Please change "value-cell" to "value-box" in the records from the start through the line that contains "footer: Der Wohnexperte", inclusive, and give those lines again with everything else unchanged.

[Lines of data]
^^^^^^^^^^^^^^^^

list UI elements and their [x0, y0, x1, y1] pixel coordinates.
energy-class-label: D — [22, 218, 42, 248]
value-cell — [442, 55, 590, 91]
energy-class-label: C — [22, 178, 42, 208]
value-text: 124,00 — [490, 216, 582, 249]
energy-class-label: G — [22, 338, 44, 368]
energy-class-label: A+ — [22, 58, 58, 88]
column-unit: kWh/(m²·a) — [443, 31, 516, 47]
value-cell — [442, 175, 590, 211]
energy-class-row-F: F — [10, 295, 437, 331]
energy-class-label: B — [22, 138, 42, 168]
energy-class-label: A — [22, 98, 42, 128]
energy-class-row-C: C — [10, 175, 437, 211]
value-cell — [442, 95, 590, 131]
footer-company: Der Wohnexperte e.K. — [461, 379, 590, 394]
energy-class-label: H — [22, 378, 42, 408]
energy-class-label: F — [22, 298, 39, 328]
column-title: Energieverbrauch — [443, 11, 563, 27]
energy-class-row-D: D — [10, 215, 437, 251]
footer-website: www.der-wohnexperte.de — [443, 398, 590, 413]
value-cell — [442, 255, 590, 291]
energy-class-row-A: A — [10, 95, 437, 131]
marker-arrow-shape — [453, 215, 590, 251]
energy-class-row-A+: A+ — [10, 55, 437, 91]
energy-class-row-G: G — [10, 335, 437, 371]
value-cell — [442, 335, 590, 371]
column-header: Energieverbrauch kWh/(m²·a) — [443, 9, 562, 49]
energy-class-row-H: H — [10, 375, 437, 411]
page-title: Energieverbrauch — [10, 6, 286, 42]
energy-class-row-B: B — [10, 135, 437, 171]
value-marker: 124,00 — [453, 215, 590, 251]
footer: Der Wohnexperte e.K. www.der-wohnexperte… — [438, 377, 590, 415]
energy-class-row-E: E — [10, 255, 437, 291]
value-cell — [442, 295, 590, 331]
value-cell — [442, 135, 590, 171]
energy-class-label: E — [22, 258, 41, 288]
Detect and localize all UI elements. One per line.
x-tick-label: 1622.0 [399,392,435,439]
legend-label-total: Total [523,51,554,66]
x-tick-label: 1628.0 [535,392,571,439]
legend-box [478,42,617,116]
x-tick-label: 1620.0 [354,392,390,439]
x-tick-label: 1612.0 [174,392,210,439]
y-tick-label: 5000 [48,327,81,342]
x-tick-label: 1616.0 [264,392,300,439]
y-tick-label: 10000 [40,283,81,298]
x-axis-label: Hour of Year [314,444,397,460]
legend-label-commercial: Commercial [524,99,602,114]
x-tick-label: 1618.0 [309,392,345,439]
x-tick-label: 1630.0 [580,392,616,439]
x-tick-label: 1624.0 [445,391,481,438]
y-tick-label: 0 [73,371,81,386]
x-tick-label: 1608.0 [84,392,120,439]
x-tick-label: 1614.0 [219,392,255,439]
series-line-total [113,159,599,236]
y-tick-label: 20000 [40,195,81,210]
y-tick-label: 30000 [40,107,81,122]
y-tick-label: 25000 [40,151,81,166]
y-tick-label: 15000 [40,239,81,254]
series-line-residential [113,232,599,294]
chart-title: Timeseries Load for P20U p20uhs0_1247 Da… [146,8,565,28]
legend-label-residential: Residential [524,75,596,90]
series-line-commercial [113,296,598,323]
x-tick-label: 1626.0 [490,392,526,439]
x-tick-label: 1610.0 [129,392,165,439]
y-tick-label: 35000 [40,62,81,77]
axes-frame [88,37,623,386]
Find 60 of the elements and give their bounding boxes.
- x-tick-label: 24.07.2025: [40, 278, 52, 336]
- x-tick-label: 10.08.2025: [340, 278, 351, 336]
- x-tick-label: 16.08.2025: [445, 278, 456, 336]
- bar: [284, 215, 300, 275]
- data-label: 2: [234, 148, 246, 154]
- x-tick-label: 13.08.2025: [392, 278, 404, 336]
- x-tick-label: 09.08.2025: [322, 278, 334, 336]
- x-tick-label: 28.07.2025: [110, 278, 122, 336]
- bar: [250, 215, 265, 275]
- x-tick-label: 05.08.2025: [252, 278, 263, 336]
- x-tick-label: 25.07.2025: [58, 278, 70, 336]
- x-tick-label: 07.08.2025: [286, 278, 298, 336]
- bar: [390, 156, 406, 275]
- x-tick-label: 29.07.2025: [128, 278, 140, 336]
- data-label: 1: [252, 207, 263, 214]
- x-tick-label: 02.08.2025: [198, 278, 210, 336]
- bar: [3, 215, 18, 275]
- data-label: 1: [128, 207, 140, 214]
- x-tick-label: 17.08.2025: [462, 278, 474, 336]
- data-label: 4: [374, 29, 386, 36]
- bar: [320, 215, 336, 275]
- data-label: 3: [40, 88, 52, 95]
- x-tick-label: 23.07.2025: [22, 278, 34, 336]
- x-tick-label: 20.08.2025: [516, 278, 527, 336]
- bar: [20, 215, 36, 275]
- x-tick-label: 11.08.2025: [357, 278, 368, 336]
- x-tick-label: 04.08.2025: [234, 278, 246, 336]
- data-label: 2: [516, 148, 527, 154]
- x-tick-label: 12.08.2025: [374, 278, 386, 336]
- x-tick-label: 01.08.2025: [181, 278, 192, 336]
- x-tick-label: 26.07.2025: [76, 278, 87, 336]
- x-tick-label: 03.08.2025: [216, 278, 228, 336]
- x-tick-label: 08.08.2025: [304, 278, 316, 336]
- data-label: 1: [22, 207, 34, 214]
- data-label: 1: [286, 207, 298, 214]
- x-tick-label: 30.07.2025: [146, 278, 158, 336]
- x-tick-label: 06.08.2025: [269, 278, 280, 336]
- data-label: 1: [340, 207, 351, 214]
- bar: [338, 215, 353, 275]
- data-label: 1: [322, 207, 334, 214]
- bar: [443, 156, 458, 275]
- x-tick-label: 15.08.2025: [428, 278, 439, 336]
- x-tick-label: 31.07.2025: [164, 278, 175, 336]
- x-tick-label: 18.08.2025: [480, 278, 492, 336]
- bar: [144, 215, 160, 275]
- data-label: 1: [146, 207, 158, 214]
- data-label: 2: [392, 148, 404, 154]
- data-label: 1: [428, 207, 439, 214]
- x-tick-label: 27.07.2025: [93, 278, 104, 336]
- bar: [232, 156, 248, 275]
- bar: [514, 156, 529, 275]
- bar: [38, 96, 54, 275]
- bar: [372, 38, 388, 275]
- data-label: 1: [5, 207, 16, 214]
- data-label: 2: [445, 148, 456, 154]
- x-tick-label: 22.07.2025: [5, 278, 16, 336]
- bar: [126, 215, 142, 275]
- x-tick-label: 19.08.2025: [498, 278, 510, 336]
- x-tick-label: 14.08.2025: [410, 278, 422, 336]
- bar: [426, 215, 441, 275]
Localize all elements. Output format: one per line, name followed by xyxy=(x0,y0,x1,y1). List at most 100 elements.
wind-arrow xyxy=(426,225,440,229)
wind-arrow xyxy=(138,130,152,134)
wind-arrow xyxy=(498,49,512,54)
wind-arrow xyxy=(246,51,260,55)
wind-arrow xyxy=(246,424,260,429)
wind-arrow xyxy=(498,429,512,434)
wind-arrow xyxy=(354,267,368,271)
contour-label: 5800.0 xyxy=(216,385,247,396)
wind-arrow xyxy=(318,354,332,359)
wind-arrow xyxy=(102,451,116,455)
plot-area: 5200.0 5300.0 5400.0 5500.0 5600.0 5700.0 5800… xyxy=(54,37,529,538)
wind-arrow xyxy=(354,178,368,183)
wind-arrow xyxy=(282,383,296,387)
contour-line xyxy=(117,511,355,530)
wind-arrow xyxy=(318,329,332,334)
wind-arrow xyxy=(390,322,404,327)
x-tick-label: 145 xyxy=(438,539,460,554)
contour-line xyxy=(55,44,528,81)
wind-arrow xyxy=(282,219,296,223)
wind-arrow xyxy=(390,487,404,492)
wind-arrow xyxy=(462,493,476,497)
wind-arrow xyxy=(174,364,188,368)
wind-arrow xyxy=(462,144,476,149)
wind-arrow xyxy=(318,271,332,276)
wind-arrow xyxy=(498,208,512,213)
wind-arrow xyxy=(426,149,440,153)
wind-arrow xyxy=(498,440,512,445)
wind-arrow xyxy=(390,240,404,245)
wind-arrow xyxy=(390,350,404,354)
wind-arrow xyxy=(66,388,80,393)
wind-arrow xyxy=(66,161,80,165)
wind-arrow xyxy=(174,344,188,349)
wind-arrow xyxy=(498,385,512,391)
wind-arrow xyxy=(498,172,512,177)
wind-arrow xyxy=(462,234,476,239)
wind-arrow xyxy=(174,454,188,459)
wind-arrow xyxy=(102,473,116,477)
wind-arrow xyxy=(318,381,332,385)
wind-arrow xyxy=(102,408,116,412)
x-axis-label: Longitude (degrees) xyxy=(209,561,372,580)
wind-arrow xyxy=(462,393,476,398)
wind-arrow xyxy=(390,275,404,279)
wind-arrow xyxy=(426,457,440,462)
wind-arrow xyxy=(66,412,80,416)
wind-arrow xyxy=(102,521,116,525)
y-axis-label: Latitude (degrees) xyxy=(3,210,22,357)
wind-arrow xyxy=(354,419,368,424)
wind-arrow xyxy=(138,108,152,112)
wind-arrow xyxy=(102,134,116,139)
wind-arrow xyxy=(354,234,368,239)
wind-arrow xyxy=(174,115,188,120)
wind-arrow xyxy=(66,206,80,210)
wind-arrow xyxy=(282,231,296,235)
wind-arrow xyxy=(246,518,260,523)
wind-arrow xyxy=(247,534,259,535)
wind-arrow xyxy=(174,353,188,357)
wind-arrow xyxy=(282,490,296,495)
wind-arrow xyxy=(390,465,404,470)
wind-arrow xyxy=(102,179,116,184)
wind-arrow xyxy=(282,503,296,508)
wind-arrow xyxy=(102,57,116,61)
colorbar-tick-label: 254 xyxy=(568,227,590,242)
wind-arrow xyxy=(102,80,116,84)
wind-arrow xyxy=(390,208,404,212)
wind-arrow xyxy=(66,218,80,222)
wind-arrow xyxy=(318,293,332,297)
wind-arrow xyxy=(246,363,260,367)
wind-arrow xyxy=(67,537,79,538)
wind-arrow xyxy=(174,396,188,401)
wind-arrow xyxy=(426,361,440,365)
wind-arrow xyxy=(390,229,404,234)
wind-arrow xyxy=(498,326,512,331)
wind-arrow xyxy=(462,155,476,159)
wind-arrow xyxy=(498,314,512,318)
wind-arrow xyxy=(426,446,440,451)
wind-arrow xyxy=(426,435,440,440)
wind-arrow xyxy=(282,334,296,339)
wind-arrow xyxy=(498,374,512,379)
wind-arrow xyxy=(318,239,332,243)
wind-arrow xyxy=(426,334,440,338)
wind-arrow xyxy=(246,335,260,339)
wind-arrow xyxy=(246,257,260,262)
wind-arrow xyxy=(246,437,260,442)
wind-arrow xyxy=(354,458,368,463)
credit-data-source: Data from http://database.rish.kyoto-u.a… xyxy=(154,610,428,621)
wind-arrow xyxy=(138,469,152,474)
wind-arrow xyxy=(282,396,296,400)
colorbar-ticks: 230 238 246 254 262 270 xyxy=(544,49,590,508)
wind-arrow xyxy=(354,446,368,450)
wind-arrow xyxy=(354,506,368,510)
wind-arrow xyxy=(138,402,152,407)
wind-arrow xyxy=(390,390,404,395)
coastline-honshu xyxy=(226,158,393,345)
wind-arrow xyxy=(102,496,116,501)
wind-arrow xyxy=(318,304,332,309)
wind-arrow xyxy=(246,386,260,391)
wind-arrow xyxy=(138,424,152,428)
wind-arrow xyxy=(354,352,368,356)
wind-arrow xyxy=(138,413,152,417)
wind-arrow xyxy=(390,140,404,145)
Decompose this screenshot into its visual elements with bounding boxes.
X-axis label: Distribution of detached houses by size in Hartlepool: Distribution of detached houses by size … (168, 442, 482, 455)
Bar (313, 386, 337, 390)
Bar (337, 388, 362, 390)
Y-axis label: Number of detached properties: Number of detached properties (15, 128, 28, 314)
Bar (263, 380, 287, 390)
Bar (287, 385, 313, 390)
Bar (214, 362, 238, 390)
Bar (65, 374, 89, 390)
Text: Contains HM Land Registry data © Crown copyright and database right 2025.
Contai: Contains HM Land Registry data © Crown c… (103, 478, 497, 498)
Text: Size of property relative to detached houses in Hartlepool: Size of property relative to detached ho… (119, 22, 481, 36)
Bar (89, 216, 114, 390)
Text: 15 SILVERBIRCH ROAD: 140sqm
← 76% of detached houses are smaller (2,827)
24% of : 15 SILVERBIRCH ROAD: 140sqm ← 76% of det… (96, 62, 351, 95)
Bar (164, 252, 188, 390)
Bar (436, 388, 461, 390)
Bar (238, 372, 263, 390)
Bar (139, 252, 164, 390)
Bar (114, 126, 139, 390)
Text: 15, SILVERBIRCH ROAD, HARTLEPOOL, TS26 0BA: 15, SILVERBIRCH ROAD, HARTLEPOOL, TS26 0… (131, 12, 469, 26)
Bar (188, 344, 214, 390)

^^^^^^^^^^^^^^^^

◆ Written answer:
list UI elements and their [x0, y0, x1, y1] pixel coordinates.
energy-class-label: D — [22, 218, 42, 248]
value-box — [442, 55, 590, 91]
energy-class-label: C — [22, 178, 42, 208]
value-text: 124,00 — [490, 216, 582, 249]
energy-class-label: G — [22, 338, 44, 368]
energy-class-label: A+ — [22, 58, 58, 88]
column-unit: kWh/(m²·a) — [443, 31, 516, 47]
value-box — [442, 175, 590, 211]
energy-class-row-F: F — [10, 295, 437, 331]
energy-class-label: B — [22, 138, 42, 168]
energy-class-label: A — [22, 98, 42, 128]
energy-class-row-C: C — [10, 175, 437, 211]
value-box — [442, 95, 590, 131]
footer-company: Der Wohnexperte e.K. — [461, 379, 590, 394]
energy-class-label: H — [22, 378, 42, 408]
energy-class-label: F — [22, 298, 39, 328]
column-title: Energieverbrauch — [443, 11, 563, 27]
energy-class-row-D: D — [10, 215, 437, 251]
footer-website: www.der-wohnexperte.de — [443, 398, 590, 413]
value-box — [442, 255, 590, 291]
energy-class-row-A: A — [10, 95, 437, 131]
marker-arrow-shape — [453, 215, 590, 251]
energy-class-row-A+: A+ — [10, 55, 437, 91]
energy-class-row-G: G — [10, 335, 437, 371]
value-box — [442, 335, 590, 371]
column-header: Energieverbrauch kWh/(m²·a) — [443, 9, 562, 49]
energy-class-row-H: H — [10, 375, 437, 411]
page-title: Energieverbrauch — [10, 6, 286, 42]
energy-class-row-B: B — [10, 135, 437, 171]
value-marker: 124,00 — [453, 215, 590, 251]
footer: Der Wohnexperte e.K. www.der-wohnexperte… — [438, 377, 590, 415]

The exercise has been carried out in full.